## [Directions]
Show every line below where "ylabel" can be found.

## [Source records]

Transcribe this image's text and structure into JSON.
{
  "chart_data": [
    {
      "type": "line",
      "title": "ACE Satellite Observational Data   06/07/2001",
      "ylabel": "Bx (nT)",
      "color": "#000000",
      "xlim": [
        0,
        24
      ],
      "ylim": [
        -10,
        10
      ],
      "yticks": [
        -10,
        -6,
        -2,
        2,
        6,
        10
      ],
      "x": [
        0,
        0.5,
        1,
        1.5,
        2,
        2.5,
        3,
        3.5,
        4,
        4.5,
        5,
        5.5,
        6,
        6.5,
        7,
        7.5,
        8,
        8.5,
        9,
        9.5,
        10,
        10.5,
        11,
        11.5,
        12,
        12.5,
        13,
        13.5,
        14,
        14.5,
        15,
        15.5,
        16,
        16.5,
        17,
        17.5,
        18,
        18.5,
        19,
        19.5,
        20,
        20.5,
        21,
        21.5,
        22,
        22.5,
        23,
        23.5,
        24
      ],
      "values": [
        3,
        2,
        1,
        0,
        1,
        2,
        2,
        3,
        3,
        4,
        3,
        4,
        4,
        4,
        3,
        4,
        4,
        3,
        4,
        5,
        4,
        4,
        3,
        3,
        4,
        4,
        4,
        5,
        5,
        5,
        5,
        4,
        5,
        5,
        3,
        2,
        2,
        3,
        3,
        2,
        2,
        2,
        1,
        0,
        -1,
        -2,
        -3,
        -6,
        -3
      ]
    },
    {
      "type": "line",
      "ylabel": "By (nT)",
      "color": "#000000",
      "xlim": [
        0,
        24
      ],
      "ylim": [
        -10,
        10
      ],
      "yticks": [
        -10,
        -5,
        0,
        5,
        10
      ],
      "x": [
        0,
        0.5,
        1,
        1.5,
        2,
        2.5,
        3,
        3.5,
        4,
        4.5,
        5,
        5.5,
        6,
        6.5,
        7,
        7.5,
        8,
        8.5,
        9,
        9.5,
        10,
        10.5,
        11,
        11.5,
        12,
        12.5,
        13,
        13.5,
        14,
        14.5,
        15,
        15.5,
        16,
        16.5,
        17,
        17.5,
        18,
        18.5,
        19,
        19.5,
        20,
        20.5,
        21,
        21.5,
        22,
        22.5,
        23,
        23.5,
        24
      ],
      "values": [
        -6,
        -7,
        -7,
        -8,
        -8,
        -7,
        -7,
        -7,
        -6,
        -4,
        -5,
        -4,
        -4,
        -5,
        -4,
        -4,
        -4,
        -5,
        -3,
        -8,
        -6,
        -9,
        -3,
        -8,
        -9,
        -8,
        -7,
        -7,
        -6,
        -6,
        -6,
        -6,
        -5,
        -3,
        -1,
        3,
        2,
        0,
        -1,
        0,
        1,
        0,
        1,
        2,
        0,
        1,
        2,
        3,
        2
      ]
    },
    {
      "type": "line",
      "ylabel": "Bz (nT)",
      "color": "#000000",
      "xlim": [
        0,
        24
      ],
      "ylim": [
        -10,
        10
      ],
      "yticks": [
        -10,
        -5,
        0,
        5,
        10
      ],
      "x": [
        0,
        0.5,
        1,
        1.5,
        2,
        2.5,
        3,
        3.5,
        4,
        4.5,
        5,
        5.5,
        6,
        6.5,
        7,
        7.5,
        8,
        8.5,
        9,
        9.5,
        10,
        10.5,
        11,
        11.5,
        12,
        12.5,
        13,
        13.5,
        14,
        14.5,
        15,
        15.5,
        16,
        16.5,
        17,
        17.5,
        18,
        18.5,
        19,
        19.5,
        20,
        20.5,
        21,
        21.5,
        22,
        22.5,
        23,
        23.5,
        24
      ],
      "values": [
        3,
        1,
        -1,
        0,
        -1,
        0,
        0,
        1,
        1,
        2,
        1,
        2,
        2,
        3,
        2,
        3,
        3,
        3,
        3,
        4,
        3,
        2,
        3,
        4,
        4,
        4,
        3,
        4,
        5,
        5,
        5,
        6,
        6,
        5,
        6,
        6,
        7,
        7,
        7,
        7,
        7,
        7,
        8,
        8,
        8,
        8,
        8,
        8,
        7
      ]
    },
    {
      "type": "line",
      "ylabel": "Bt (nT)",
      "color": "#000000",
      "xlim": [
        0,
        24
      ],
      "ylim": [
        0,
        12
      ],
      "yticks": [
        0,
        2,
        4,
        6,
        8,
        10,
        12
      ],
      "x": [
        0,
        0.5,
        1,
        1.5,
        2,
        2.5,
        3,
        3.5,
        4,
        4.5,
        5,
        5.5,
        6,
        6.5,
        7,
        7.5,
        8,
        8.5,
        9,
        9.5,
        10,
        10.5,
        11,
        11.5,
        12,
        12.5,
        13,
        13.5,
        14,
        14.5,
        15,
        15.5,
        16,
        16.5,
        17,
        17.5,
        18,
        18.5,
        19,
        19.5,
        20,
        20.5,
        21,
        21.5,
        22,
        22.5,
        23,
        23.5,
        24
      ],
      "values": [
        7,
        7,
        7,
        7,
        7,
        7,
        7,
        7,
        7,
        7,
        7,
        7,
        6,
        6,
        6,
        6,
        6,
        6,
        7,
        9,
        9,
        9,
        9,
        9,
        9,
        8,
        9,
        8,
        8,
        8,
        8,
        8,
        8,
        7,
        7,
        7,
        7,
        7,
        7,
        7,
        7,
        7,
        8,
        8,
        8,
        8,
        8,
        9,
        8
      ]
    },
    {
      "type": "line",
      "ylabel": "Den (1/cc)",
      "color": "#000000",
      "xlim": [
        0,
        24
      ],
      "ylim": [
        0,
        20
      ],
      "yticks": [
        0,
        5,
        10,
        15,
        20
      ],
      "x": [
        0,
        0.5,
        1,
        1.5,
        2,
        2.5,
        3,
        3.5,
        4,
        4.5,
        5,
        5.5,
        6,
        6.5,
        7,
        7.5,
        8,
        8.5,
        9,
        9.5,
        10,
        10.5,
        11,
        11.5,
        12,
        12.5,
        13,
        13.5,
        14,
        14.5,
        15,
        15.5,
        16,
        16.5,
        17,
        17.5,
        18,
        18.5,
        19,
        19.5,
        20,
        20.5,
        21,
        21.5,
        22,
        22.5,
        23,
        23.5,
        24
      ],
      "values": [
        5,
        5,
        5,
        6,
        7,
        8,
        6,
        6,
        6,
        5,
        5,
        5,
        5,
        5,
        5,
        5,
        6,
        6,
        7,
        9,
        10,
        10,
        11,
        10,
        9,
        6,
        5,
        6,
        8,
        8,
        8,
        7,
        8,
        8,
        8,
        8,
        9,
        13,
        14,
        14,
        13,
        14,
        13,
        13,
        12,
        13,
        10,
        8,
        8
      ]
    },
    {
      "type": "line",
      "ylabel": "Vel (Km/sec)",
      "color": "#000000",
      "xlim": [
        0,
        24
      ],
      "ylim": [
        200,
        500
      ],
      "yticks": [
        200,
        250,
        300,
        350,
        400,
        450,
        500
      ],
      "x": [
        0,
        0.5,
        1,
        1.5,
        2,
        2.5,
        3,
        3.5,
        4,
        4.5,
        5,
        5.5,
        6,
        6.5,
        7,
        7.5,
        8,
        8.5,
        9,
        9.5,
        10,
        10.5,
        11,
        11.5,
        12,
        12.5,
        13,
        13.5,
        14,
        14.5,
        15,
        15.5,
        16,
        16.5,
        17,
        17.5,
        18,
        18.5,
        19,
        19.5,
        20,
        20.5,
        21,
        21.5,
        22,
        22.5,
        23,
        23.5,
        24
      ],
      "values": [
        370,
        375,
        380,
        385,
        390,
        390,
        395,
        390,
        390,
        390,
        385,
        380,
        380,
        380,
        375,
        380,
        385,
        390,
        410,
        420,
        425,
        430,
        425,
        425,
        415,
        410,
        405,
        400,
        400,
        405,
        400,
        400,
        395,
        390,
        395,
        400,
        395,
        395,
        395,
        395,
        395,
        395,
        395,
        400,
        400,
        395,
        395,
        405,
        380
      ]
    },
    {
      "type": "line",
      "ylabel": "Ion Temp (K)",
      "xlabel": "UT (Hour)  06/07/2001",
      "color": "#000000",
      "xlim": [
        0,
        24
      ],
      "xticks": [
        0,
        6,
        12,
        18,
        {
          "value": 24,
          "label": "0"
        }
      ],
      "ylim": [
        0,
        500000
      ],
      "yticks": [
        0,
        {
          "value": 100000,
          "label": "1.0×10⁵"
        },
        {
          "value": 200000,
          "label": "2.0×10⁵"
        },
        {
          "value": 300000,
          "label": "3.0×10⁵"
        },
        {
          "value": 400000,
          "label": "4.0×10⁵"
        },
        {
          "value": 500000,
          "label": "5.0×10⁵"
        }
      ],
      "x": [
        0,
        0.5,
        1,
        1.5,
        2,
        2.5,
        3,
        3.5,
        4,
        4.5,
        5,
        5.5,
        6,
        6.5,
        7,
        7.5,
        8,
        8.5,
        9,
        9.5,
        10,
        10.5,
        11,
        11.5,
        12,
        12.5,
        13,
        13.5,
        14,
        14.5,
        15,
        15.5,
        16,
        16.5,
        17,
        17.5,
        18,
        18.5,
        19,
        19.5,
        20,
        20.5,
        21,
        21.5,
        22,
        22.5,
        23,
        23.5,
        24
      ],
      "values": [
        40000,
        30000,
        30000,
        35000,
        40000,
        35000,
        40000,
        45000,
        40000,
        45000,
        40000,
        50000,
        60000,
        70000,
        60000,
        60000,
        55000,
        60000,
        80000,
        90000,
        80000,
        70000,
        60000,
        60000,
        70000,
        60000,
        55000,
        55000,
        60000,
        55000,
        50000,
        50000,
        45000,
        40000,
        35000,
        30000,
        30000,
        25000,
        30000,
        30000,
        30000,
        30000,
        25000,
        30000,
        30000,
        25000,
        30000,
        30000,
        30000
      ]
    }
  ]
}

## [Output below]
      "ylabel": "Bx (nT)",
      "ylabel": "By (nT)",
      "ylabel": "Bz (nT)",
      "ylabel": "Bt (nT)",
      "ylabel": "Den (1/cc)",
      "ylabel": "Vel (Km/sec)",
      "ylabel": "Ion Temp (K)",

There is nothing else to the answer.